(Entries taken from a collection)
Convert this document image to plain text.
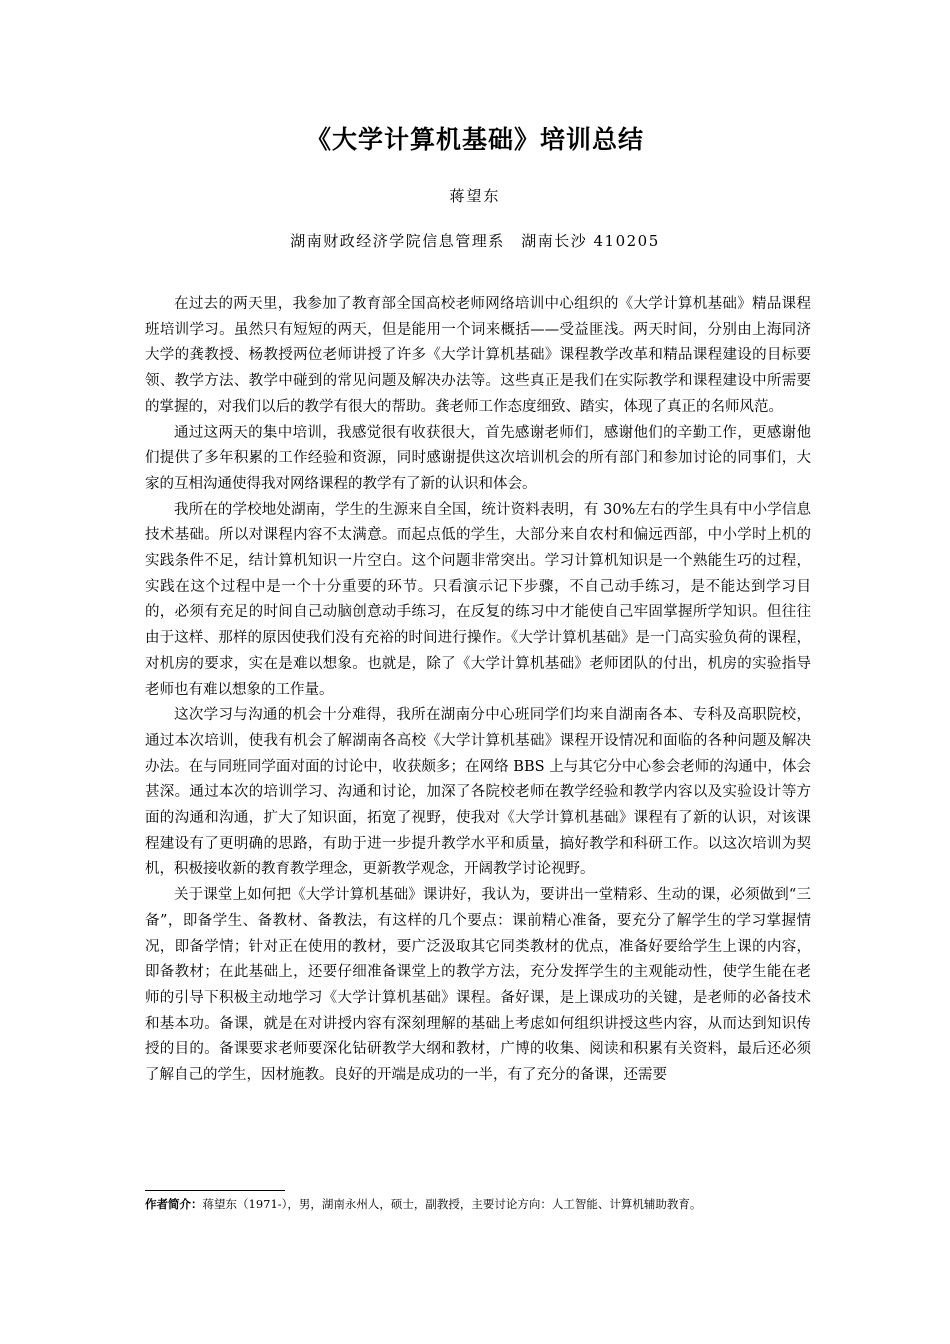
《大学计算机基础》培训总结
蒋望东
湖南财政经济学院信息管理系　湖南长沙 410205

在过去的两天里，我参加了教育部全国高校老师网络培训中心组织的《大学计算机基础》精品课程班培训学习。虽然只有短短的两天，但是能用一个词来概括——受益匪浅。两天时间，分别由上海同济大学的龚教授、杨教授两位老师讲授了许多《大学计算机基础》课程教学改革和精品课程建设的目标要领、教学方法、教学中碰到的常见问题及解决办法等。这些真正是我们在实际教学和课程建设中所需要的掌握的，对我们以后的教学有很大的帮助。龚老师工作态度细致、踏实，体现了真正的名师风范。

通过这两天的集中培训，我感觉很有收获很大，首先感谢老师们，感谢他们的辛勤工作，更感谢他们提供了多年积累的工作经验和资源，同时感谢提供这次培训机会的所有部门和参加讨论的同事们，大家的互相沟通使得我对网络课程的教学有了新的认识和体会。

我所在的学校地处湖南，学生的生源来自全国，统计资料表明，有 30%左右的学生具有中小学信息技术基础。所以对课程内容不太满意。而起点低的学生，大部分来自农村和偏远西部，中小学时上机的实践条件不足，结计算机知识一片空白。这个问题非常突出。学习计算机知识是一个熟能生巧的过程，实践在这个过程中是一个十分重要的环节。只看演示记下步骤，不自己动手练习，是不能达到学习目的，必须有充足的时间自己动脑创意动手练习，在反复的练习中才能使自己牢固掌握所学知识。但往往由于这样、那样的原因使我们没有充裕的时间进行操作。《大学计算机基础》是一门高实验负荷的课程，对机房的要求，实在是难以想象。也就是，除了《大学计算机基础》老师团队的付出，机房的实验指导老师也有难以想象的工作量。

这次学习与沟通的机会十分难得，我所在湖南分中心班同学们均来自湖南各本、专科及高职院校，通过本次培训，使我有机会了解湖南各高校《大学计算机基础》课程开设情况和面临的各种问题及解决办法。在与同班同学面对面的讨论中，收获颇多；在网络 BBS 上与其它分中心参会老师的沟通中，体会甚深。通过本次的培训学习、沟通和讨论，加深了各院校老师在教学经验和教学内容以及实验设计等方面的沟通和沟通，扩大了知识面，拓宽了视野，使我对《大学计算机基础》课程有了新的认识，对该课程建设有了更明确的思路，有助于进一步提升教学水平和质量，搞好教学和科研工作。以这次培训为契机，积极接收新的教育教学理念，更新教学观念，开阔教学讨论视野。

关于课堂上如何把《大学计算机基础》课讲好，我认为，要讲出一堂精彩、生动的课，必须做到“三备”，即备学生、备教材、备教法，有这样的几个要点：课前精心准备，要充分了解学生的学习掌握情况，即备学情；针对正在使用的教材，要广泛汲取其它同类教材的优点，准备好要给学生上课的内容，即备教材；在此基础上，还要仔细准备课堂上的教学方法，充分发挥学生的主观能动性，使学生能在老师的引导下积极主动地学习《大学计算机基础》课程。备好课，是上课成功的关键，是老师的必备技术和基本功。备课，就是在对讲授内容有深刻理解的基础上考虑如何组织讲授这些内容，从而达到知识传授的目的。备课要求老师要深化钻研教学大纲和教材，广博的收集、阅读和积累有关资料，最后还必须了解自己的学生，因材施教。良好的开端是成功的一半，有了充分的备课，还需要

作者简介：蒋望东（1971-），男，湖南永州人，硕士，副教授，主要讨论方向：人工智能、计算机辅助教育。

Exercise task
Above are several records. Count the lines among them that contain "大学计算机基础" and give only the total.

Answer for the task
5